What you will do
Go through the material below and copy each line where the word "knots" appears.

(Collected data)
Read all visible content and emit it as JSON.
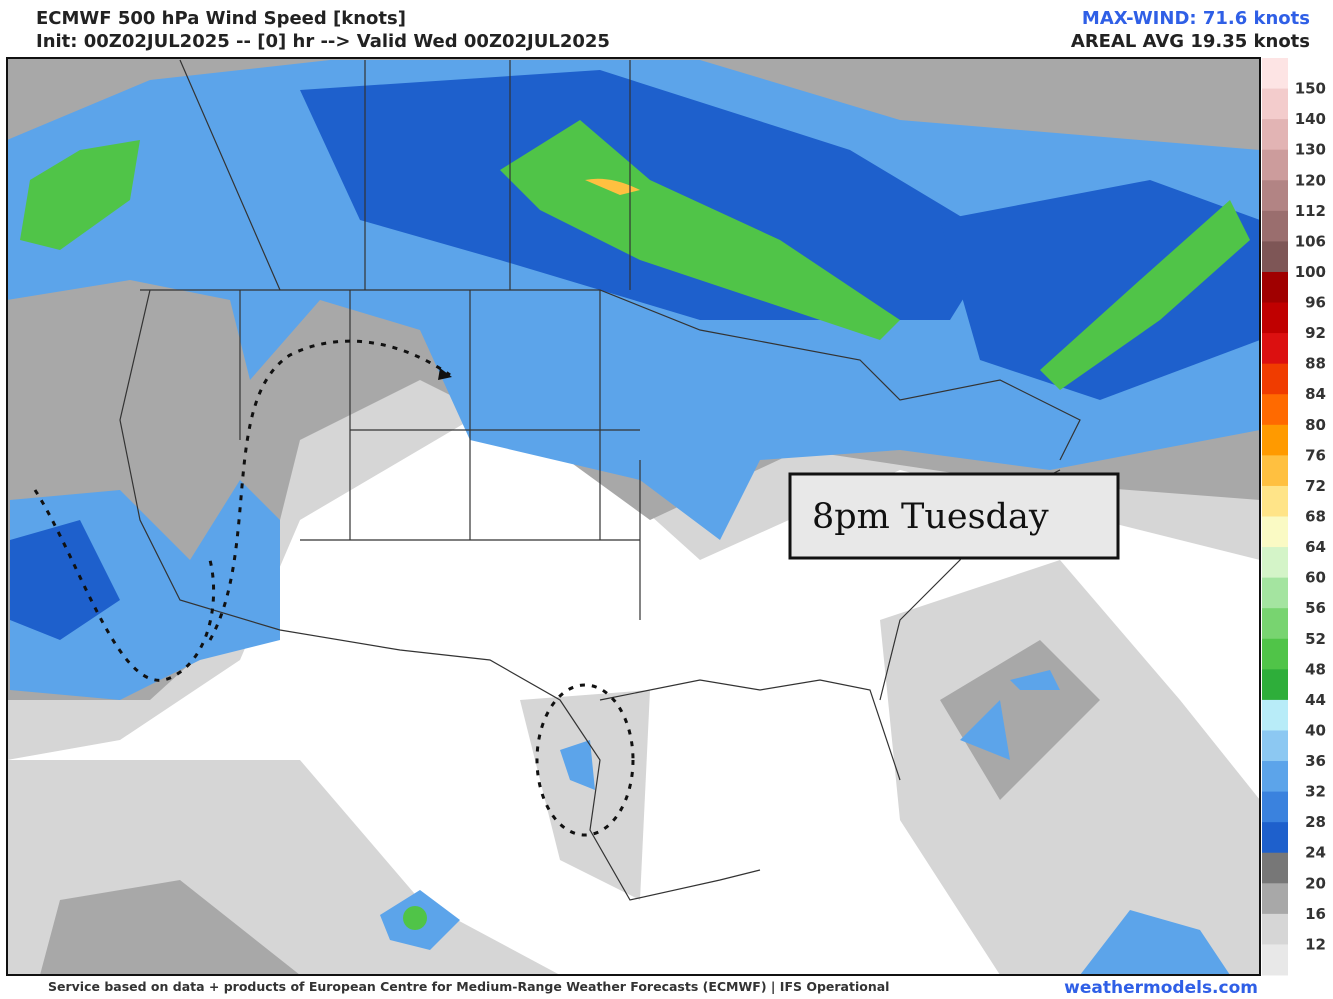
{
  "header": {
    "title": "ECMWF 500 hPa Wind Speed [knots]",
    "init": "Init: 00Z02JUL2025 -- [0] hr --> Valid Wed 00Z02JUL2025",
    "max_wind": "MAX-WIND: 71.6 knots",
    "areal_avg": "AREAL AVG 19.35 knots"
  },
  "annotation": "8pm Tuesday",
  "colorbar": {
    "labels": [
      "150",
      "140",
      "130",
      "120",
      "112",
      "106",
      "100",
      "96",
      "92",
      "88",
      "84",
      "80",
      "76",
      "72",
      "68",
      "64",
      "60",
      "56",
      "52",
      "48",
      "44",
      "40",
      "36",
      "32",
      "28",
      "24",
      "20",
      "16",
      "12"
    ],
    "colors": [
      "#fde4e4",
      "#f3cccc",
      "#e2b4b4",
      "#cc9c9c",
      "#b28484",
      "#9a6e6e",
      "#7e5656",
      "#a00000",
      "#c00000",
      "#dc1010",
      "#f03c00",
      "#ff6a00",
      "#ff9a00",
      "#ffc040",
      "#ffe488",
      "#fafac4",
      "#d4f4c8",
      "#a4e4a0",
      "#78d470",
      "#50c448",
      "#2eae3a",
      "#b8ecf8",
      "#8cc8f2",
      "#5ca4ea",
      "#3a82de",
      "#1e60cc",
      "#777777",
      "#a8a8a8",
      "#d6d6d6",
      "#e8e8e8"
    ]
  },
  "footer": {
    "credit": "Service based on data + products of European Centre for Medium-Range Weather Forecasts (ECMWF) | IFS Operational",
    "site": "weathermodels.com"
  }
}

Solution
    "title": "ECMWF 500 hPa Wind Speed [knots]",
    "max_wind": "MAX-WIND: 71.6 knots",
    "areal_avg": "AREAL AVG 19.35 knots"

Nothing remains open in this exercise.